= WHAT IS EXPECTED =
Copy the listing from the line that has "357, 624, 369]" through the line that has "- svg-text:20%: 20%: [112, 3, 133, 16]", substituting "Wide gaps" for "Large gaps" and changing nothing else.

= INPUT DATA =
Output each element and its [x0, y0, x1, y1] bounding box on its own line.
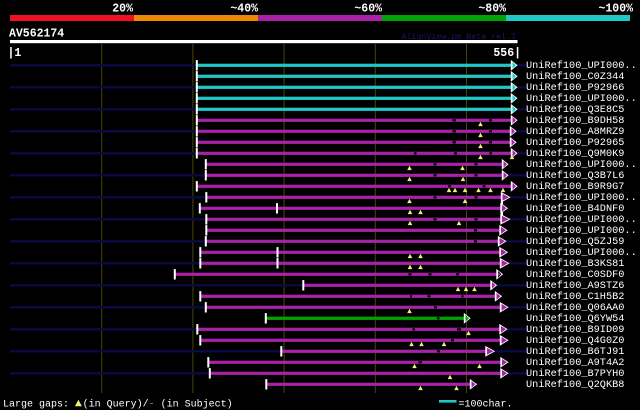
- svg-text:UniRef100_A9T4A2: UniRef100_A9T4A2: [526, 357, 624, 369]
- svg-text:UniRef100_UPI000..: UniRef100_UPI000..: [526, 159, 637, 171]
- svg-text:UniRef100_B9ID09: UniRef100_B9ID09: [526, 324, 624, 336]
- svg-text:UniRef100_C1H5B2: UniRef100_C1H5B2: [526, 291, 624, 303]
- svg-text:UniRef100_UPI000..: UniRef100_UPI000..: [526, 60, 637, 72]
- svg-text:UniRef100_Q5ZJ59: UniRef100_Q5ZJ59: [526, 236, 624, 248]
- svg-text:UniRef100_B3KS81: UniRef100_B3KS81: [526, 258, 624, 270]
- svg-text:UniRef100_B9DH58: UniRef100_B9DH58: [526, 115, 624, 127]
- svg-text:UniRef100_Q6YW54: UniRef100_Q6YW54: [526, 313, 624, 325]
- svg-text:~100%: ~100%: [598, 3, 633, 16]
- svg-text:=100char.: =100char.: [459, 399, 513, 410]
- svg-text:UniRef100_B7PYH0: UniRef100_B7PYH0: [526, 368, 624, 380]
- svg-text:UniRef100_UPI000..: UniRef100_UPI000..: [526, 214, 637, 226]
- svg-text:556|: 556|: [493, 47, 521, 60]
- svg-text:UniRef100_UPI000..: UniRef100_UPI000..: [526, 192, 637, 204]
- svg-text:UniRef100_A9STZ6: UniRef100_A9STZ6: [526, 280, 624, 292]
- svg-text:UniRef100_Q06AA0: UniRef100_Q06AA0: [526, 302, 624, 314]
- svg-text:UniRef100_UPI000..: UniRef100_UPI000..: [526, 225, 637, 237]
- svg-text:Large gaps:: Large gaps:: [3, 400, 69, 410]
- svg-text:AV562174: AV562174: [9, 28, 64, 41]
- svg-text:UniRef100_UPI000..: UniRef100_UPI000..: [526, 247, 637, 259]
- svg-text:AlignView.pm Beta rel.7: AlignView.pm Beta rel.7: [401, 32, 516, 42]
- svg-text:|1: |1: [8, 47, 22, 60]
- svg-text:20%: 20%: [112, 3, 133, 16]
- svg-text:UniRef100_Q3B7L6: UniRef100_Q3B7L6: [526, 170, 624, 182]
- svg-text:UniRef100_Q2QKB8: UniRef100_Q2QKB8: [526, 379, 624, 391]
- svg-text:UniRef100_Q3E8C5: UniRef100_Q3E8C5: [526, 104, 624, 116]
- svg-text:UniRef100_C0SDF0: UniRef100_C0SDF0: [526, 269, 624, 281]
- svg-text:UniRef100_P92966: UniRef100_P92966: [526, 82, 624, 94]
- svg-text:~40%: ~40%: [230, 3, 258, 16]
- svg-text:UniRef100_B6TJ91: UniRef100_B6TJ91: [526, 346, 624, 358]
- svg-text:~60%: ~60%: [354, 3, 382, 16]
- svg-text:UniRef100_B9R9G7: UniRef100_B9R9G7: [526, 181, 624, 193]
- svg-text:(in Query)/- (in Subject): (in Query)/- (in Subject): [83, 399, 233, 410]
- svg-text:UniRef100_Q4G0Z0: UniRef100_Q4G0Z0: [526, 335, 624, 347]
- svg-text:UniRef100_P92965: UniRef100_P92965: [526, 137, 624, 149]
- svg-text:UniRef100_A8MRZ9: UniRef100_A8MRZ9: [526, 126, 624, 138]
- svg-text:UniRef100_C0Z344: UniRef100_C0Z344: [526, 71, 624, 83]
- svg-text:UniRef100_B4DNF0: UniRef100_B4DNF0: [526, 203, 624, 215]
- svg-text:~80%: ~80%: [478, 3, 506, 16]
- svg-text:UniRef100_UPI000..: UniRef100_UPI000..: [526, 93, 637, 105]
- svg-text:UniRef100_Q9M0K9: UniRef100_Q9M0K9: [526, 148, 624, 160]
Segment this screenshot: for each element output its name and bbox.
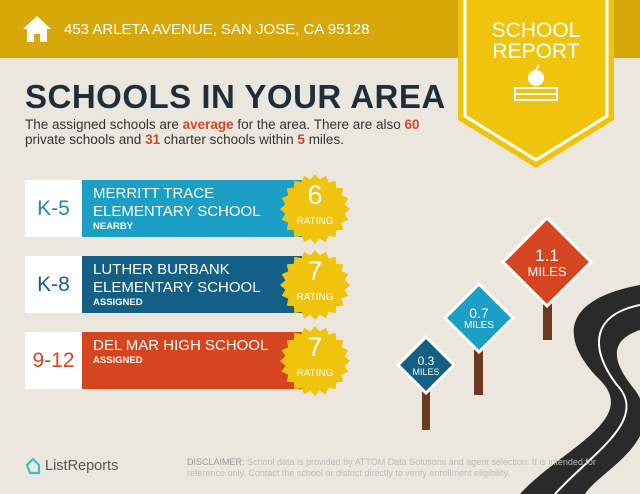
road-line xyxy=(554,304,640,494)
distance-label: 0.7 MILES xyxy=(463,305,494,331)
starburst-icon xyxy=(280,174,350,244)
distance-sign xyxy=(442,281,516,355)
apple-books-icon xyxy=(514,64,558,101)
school-name: MERRITT TRACE ELEMENTARY SCHOOL xyxy=(93,185,261,220)
rating-badge: 7 RATING xyxy=(280,326,350,396)
rating-badge: 6 RATING xyxy=(280,174,350,244)
sign-post xyxy=(543,280,552,340)
rating-value: 7 xyxy=(307,332,323,362)
house-icon xyxy=(23,16,51,42)
grade-level: K-8 xyxy=(25,256,82,313)
grade-level: K-5 xyxy=(25,180,82,237)
school-status: NEARBY xyxy=(93,221,134,232)
rating-label: RATING xyxy=(296,368,334,379)
disclaimer: DISCLAIMER: School data is provided by A… xyxy=(187,457,596,478)
rating-label: RATING xyxy=(296,292,334,303)
distance-sign xyxy=(500,215,594,309)
sign-post xyxy=(474,335,483,395)
logo-icon xyxy=(25,457,41,475)
rating-badge: 7 RATING xyxy=(280,250,350,320)
summary-text: The assigned schools are average for the… xyxy=(25,117,420,147)
school-report-badge xyxy=(458,0,614,168)
listreports-logo[interactable]: ListReports xyxy=(25,457,118,475)
grade-level: 9-12 xyxy=(25,332,82,389)
starburst-icon xyxy=(280,326,350,396)
rating-label: RATING xyxy=(296,216,334,227)
school-row[interactable]: 9-12 DEL MAR HIGH SCHOOL ASSIGNED 7 RATIN… xyxy=(25,326,355,396)
distance-sign xyxy=(395,334,457,396)
school-row[interactable]: K-5 MERRITT TRACE ELEMENTARY SCHOOL NEARB… xyxy=(25,174,355,244)
school-info: LUTHER BURBANK ELEMENTARY SCHOOL ASSIGNED xyxy=(82,256,302,313)
road xyxy=(520,285,640,494)
starburst-icon xyxy=(280,250,350,320)
school-info: MERRITT TRACE ELEMENTARY SCHOOL NEARBY xyxy=(82,180,302,237)
distance-label: 1.1 MILES xyxy=(527,246,567,279)
rating-value: 7 xyxy=(307,256,323,286)
property-address: 453 ARLETA AVENUE, SAN JOSE, CA 95128 xyxy=(64,21,370,38)
rating-value: 6 xyxy=(307,180,323,210)
distance-label: 0.3 MILES xyxy=(412,354,440,377)
school-name: DEL MAR HIGH SCHOOL xyxy=(93,337,269,354)
school-row[interactable]: K-8 LUTHER BURBANK ELEMENTARY SCHOOL ASSI… xyxy=(25,250,355,320)
school-name: LUTHER BURBANK ELEMENTARY SCHOOL xyxy=(93,261,261,296)
school-info: DEL MAR HIGH SCHOOL ASSIGNED xyxy=(82,332,302,389)
school-status: ASSIGNED xyxy=(93,355,143,366)
badge-title: SCHOOL REPORT xyxy=(491,19,581,63)
sign-post xyxy=(422,380,430,430)
school-status: ASSIGNED xyxy=(93,297,143,308)
page-title: SCHOOLS IN YOUR AREA xyxy=(25,78,446,115)
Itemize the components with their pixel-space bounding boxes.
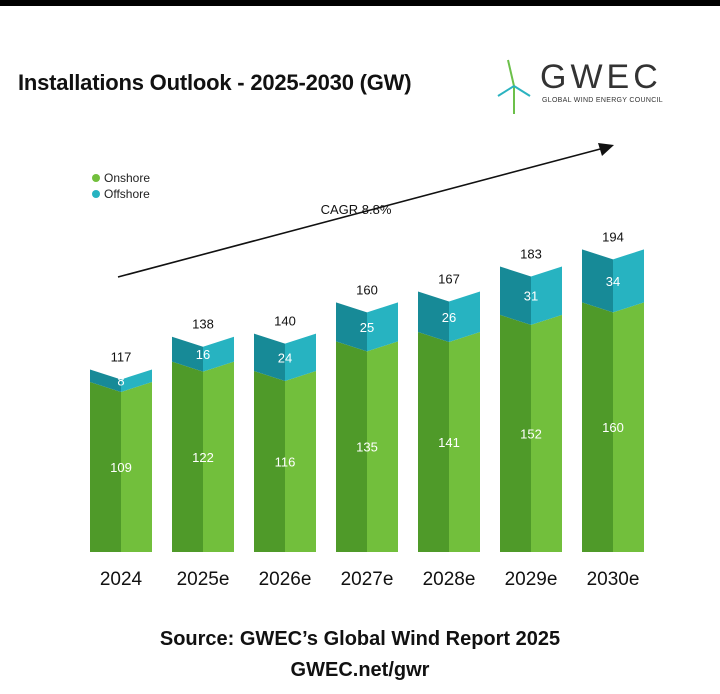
total-value-2024: 117 xyxy=(111,349,132,364)
bar-onshore-right-2028e xyxy=(449,332,480,552)
offshore-value-2029e: 31 xyxy=(524,289,538,304)
bar-offshore-right-2027e xyxy=(367,302,398,352)
bar-onshore-left-2024 xyxy=(90,381,121,552)
bar-offshore-left-2026e xyxy=(254,333,285,382)
logo-wordmark: GWEC xyxy=(540,58,662,96)
bar-onshore-left-2027e xyxy=(336,341,367,552)
bar-onshore-right-2029e xyxy=(531,314,562,552)
total-value-2028e: 167 xyxy=(438,271,460,286)
bar-offshore-right-2025e xyxy=(203,336,234,372)
chart-legend: Onshore Offshore xyxy=(92,170,150,202)
bar-offshore-left-2028e xyxy=(418,291,449,343)
legend-item-onshore: Onshore xyxy=(92,170,150,186)
bar-onshore-right-2027e xyxy=(367,341,398,552)
offshore-value-2030e: 34 xyxy=(606,274,620,289)
onshore-value-2028e: 141 xyxy=(438,435,460,450)
cagr-label: CAGR 8.8% xyxy=(321,202,392,217)
offshore-value-2024: 8 xyxy=(117,374,124,389)
x-tick-2026e: 2026e xyxy=(259,569,312,590)
bar-onshore-right-2030e xyxy=(613,302,644,552)
installations-chart: 109 8 117 2024 122 16 138 2025e 116 24 140 2026e 135… xyxy=(90,143,644,590)
bar-offshore-right-2026e xyxy=(285,333,316,382)
bar-onshore-right-2026e xyxy=(285,371,316,552)
total-value-2027e: 160 xyxy=(356,282,378,297)
top-border xyxy=(0,0,720,6)
bar-onshore-left-2030e xyxy=(582,302,613,552)
onshore-value-2024: 109 xyxy=(110,460,132,475)
bar-offshore-left-2025e xyxy=(172,336,203,372)
x-tick-2027e: 2027e xyxy=(341,569,394,590)
offshore-swatch xyxy=(92,190,100,198)
total-value-2025e: 138 xyxy=(192,317,214,332)
offshore-value-2026e: 24 xyxy=(278,350,292,365)
onshore-value-2026e: 116 xyxy=(275,455,296,470)
total-value-2026e: 140 xyxy=(274,314,296,329)
x-tick-2030e: 2030e xyxy=(587,569,640,590)
offshore-value-2027e: 25 xyxy=(360,320,374,335)
cagr-arrow-line xyxy=(117,147,605,278)
onshore-value-2025e: 122 xyxy=(192,450,214,465)
bar-offshore-right-2024 xyxy=(121,369,152,392)
bar-offshore-left-2024 xyxy=(90,369,121,392)
bar-offshore-right-2029e xyxy=(531,266,562,325)
source-note: Source: GWEC’s Global Wind Report 2025 xyxy=(159,628,561,650)
bar-offshore-left-2027e xyxy=(336,302,367,352)
x-tick-2028e: 2028e xyxy=(423,569,476,590)
bar-offshore-left-2030e xyxy=(582,249,613,313)
total-value-2029e: 183 xyxy=(520,247,542,262)
legend-label-onshore: Onshore xyxy=(104,171,151,185)
legend-item-offshore: Offshore xyxy=(92,186,150,202)
x-tick-2029e: 2029e xyxy=(505,569,558,590)
cagr-arrow-head xyxy=(598,143,614,156)
logo-subtitle: GLOBAL WIND ENERGY COUNCIL xyxy=(542,97,663,104)
bar-offshore-left-2029e xyxy=(500,266,531,325)
offshore-value-2028e: 26 xyxy=(442,310,456,325)
onshore-value-2029e: 152 xyxy=(520,426,542,441)
onshore-value-2027e: 135 xyxy=(356,440,378,455)
x-tick-2025e: 2025e xyxy=(177,569,230,590)
bar-onshore-right-2024 xyxy=(121,381,152,552)
onshore-value-2030e: 160 xyxy=(602,420,624,435)
bar-onshore-left-2028e xyxy=(418,332,449,552)
bar-onshore-right-2025e xyxy=(203,361,234,552)
bar-onshore-left-2029e xyxy=(500,314,531,552)
legend-label-offshore: Offshore xyxy=(104,187,150,201)
total-value-2030e: 194 xyxy=(602,229,624,244)
wind-turbine-icon xyxy=(497,59,531,114)
bar-onshore-left-2026e xyxy=(254,371,285,552)
onshore-swatch xyxy=(92,174,100,182)
bar-offshore-right-2028e xyxy=(449,291,480,343)
bar-onshore-left-2025e xyxy=(172,361,203,552)
chart-title: Installations Outlook - 2025-2030 (GW) xyxy=(18,70,412,95)
offshore-value-2025e: 16 xyxy=(196,347,210,362)
source-url[interactable]: GWEC.net/gwr xyxy=(290,659,430,681)
x-tick-2024: 2024 xyxy=(100,569,143,590)
gwec-logo: GWEC GLOBAL WIND ENERGY COUNCIL xyxy=(494,56,684,118)
bar-offshore-right-2030e xyxy=(613,249,644,313)
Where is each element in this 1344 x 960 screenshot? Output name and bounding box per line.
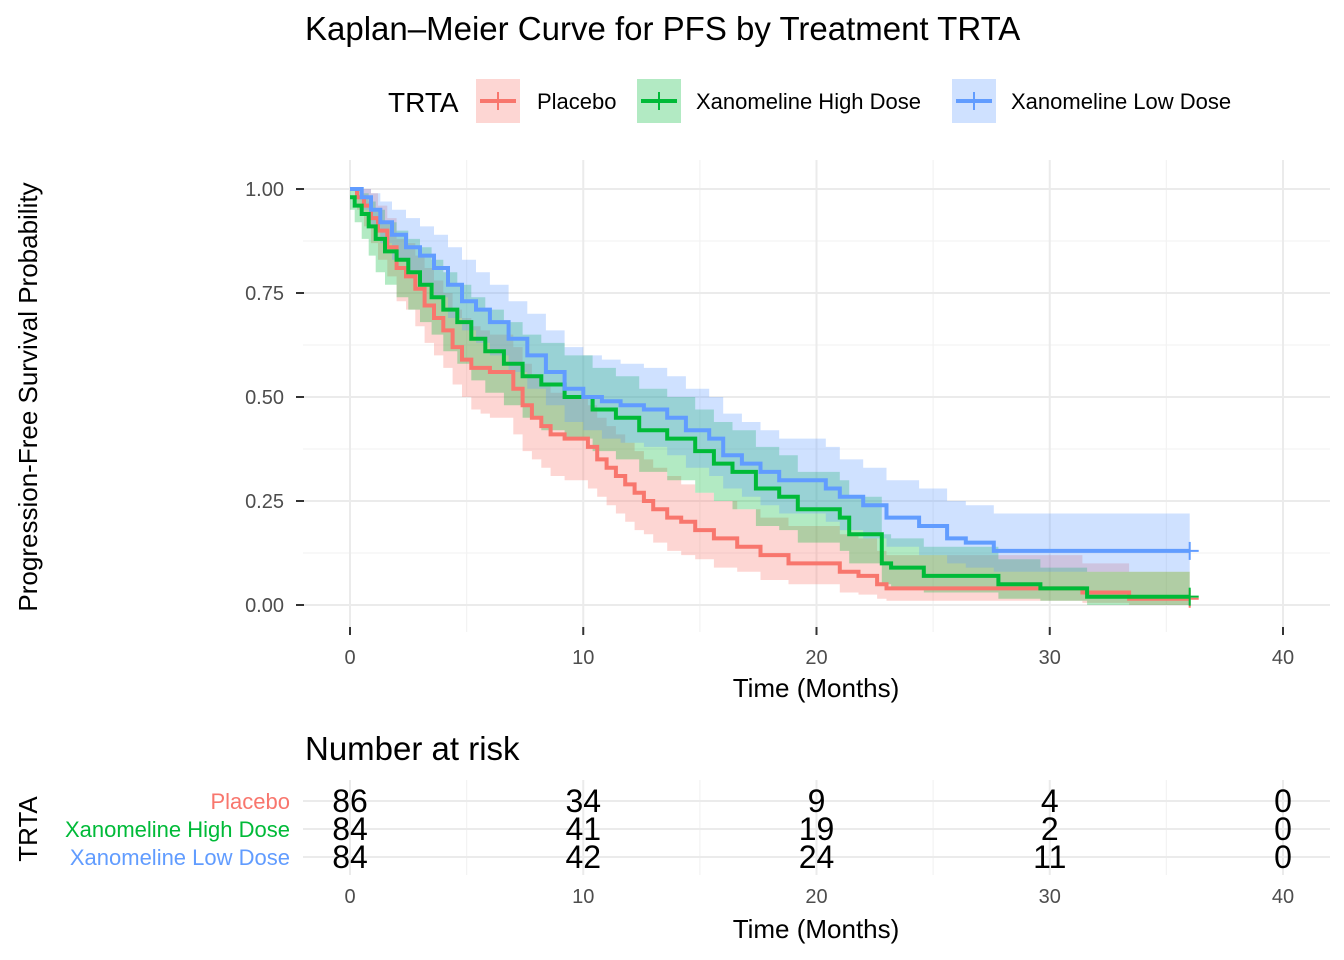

= FINISHED ANSWER =
- svg-text:UniRef100_A9T4A2: UniRef100_A9T4A2: [526, 357, 624, 369]
- svg-text:UniRef100_UPI000..: UniRef100_UPI000..: [526, 159, 637, 171]
- svg-text:UniRef100_B9ID09: UniRef100_B9ID09: [526, 324, 624, 336]
- svg-text:UniRef100_C1H5B2: UniRef100_C1H5B2: [526, 291, 624, 303]
- svg-text:UniRef100_UPI000..: UniRef100_UPI000..: [526, 60, 637, 72]
- svg-text:UniRef100_Q5ZJ59: UniRef100_Q5ZJ59: [526, 236, 624, 248]
- svg-text:UniRef100_B3KS81: UniRef100_B3KS81: [526, 258, 624, 270]
- svg-text:UniRef100_B9DH58: UniRef100_B9DH58: [526, 115, 624, 127]
- svg-text:UniRef100_Q6YW54: UniRef100_Q6YW54: [526, 313, 624, 325]
- svg-text:~100%: ~100%: [598, 3, 633, 16]
- svg-text:=100char.: =100char.: [459, 399, 513, 410]
- svg-text:UniRef100_B7PYH0: UniRef100_B7PYH0: [526, 368, 624, 380]
- svg-text:UniRef100_UPI000..: UniRef100_UPI000..: [526, 214, 637, 226]
- svg-text:556|: 556|: [493, 47, 521, 60]
- svg-text:UniRef100_UPI000..: UniRef100_UPI000..: [526, 192, 637, 204]
- svg-text:UniRef100_A9STZ6: UniRef100_A9STZ6: [526, 280, 624, 292]
- svg-text:UniRef100_Q06AA0: UniRef100_Q06AA0: [526, 302, 624, 314]
- svg-text:UniRef100_UPI000..: UniRef100_UPI000..: [526, 225, 637, 237]
- svg-text:Wide gaps:: Wide gaps:: [3, 400, 69, 410]
- svg-text:AV562174: AV562174: [9, 28, 64, 41]
- svg-text:UniRef100_UPI000..: UniRef100_UPI000..: [526, 247, 637, 259]
- svg-text:AlignView.pm Beta rel.7: AlignView.pm Beta rel.7: [401, 32, 516, 42]
- svg-text:|1: |1: [8, 47, 22, 60]
- svg-text:20%: 20%: [112, 3, 133, 16]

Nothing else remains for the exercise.